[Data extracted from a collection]
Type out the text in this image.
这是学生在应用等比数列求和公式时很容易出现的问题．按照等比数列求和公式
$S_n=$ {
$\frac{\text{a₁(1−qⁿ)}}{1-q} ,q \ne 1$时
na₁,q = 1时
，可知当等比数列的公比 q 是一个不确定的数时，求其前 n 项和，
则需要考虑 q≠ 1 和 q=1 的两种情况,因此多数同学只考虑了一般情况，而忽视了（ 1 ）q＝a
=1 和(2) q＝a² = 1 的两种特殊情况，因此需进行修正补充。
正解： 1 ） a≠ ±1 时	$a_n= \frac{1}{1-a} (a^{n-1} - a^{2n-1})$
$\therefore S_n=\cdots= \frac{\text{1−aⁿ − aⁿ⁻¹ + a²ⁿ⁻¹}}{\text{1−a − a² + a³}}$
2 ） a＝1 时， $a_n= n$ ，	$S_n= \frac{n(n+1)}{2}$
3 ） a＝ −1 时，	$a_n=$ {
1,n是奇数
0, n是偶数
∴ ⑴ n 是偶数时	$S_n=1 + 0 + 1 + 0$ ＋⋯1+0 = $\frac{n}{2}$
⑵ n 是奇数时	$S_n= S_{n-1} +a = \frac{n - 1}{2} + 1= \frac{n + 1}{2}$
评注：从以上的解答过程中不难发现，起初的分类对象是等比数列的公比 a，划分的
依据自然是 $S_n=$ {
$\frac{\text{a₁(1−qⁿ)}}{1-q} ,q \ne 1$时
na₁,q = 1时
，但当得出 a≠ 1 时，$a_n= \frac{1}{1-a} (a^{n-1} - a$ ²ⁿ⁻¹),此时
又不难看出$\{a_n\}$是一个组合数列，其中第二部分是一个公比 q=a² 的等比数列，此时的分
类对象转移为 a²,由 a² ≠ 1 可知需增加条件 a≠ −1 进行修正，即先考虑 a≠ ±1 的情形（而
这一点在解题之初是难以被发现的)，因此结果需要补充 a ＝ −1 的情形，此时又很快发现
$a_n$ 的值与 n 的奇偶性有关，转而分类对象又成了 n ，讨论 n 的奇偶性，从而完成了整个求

▶ Exercise aim
Retype the whole listing above exactly.

▶ Task answer
Type out the text in this image.
这是学生在应用等比数列求和公式时很容易出现的问题．按照等比数列求和公式
$S_n=$ {
$\frac{\text{a₁(1−qⁿ)}}{1-q} ,q \ne 1$时
na₁,q = 1时
，可知当等比数列的公比 q 是一个不确定的数时，求其前 n 项和，
则需要考虑 q≠ 1 和 q=1 的两种情况,因此多数同学只考虑了一般情况，而忽视了（ 1 ）q＝a
=1 和(2) q＝a² = 1 的两种特殊情况，因此需进行修正补充。
正解： 1 ） a≠ ±1 时	$a_n= \frac{1}{1-a} (a^{n-1} - a^{2n-1})$
$\therefore S_n=\cdots= \frac{\text{1−aⁿ − aⁿ⁻¹ + a²ⁿ⁻¹}}{\text{1−a − a² + a³}}$
2 ） a＝1 时， $a_n= n$ ，	$S_n= \frac{n(n+1)}{2}$
3 ） a＝ −1 时，	$a_n=$ {
1,n是奇数
0, n是偶数
∴ ⑴ n 是偶数时	$S_n=1 + 0 + 1 + 0$ ＋⋯1+0 = $\frac{n}{2}$
⑵ n 是奇数时	$S_n= S_{n-1} +a = \frac{n - 1}{2} + 1= \frac{n + 1}{2}$
评注：从以上的解答过程中不难发现，起初的分类对象是等比数列的公比 a，划分的
依据自然是 $S_n=$ {
$\frac{\text{a₁(1−qⁿ)}}{1-q} ,q \ne 1$时
na₁,q = 1时
，但当得出 a≠ 1 时，$a_n= \frac{1}{1-a} (a^{n-1} - a$ ²ⁿ⁻¹),此时
又不难看出$\{a_n\}$是一个组合数列，其中第二部分是一个公比 q=a² 的等比数列，此时的分
类对象转移为 a²,由 a² ≠ 1 可知需增加条件 a≠ −1 进行修正，即先考虑 a≠ ±1 的情形（而
这一点在解题之初是难以被发现的)，因此结果需要补充 a ＝ −1 的情形，此时又很快发现
$a_n$ 的值与 n 的奇偶性有关，转而分类对象又成了 n ，讨论 n 的奇偶性，从而完成了整个求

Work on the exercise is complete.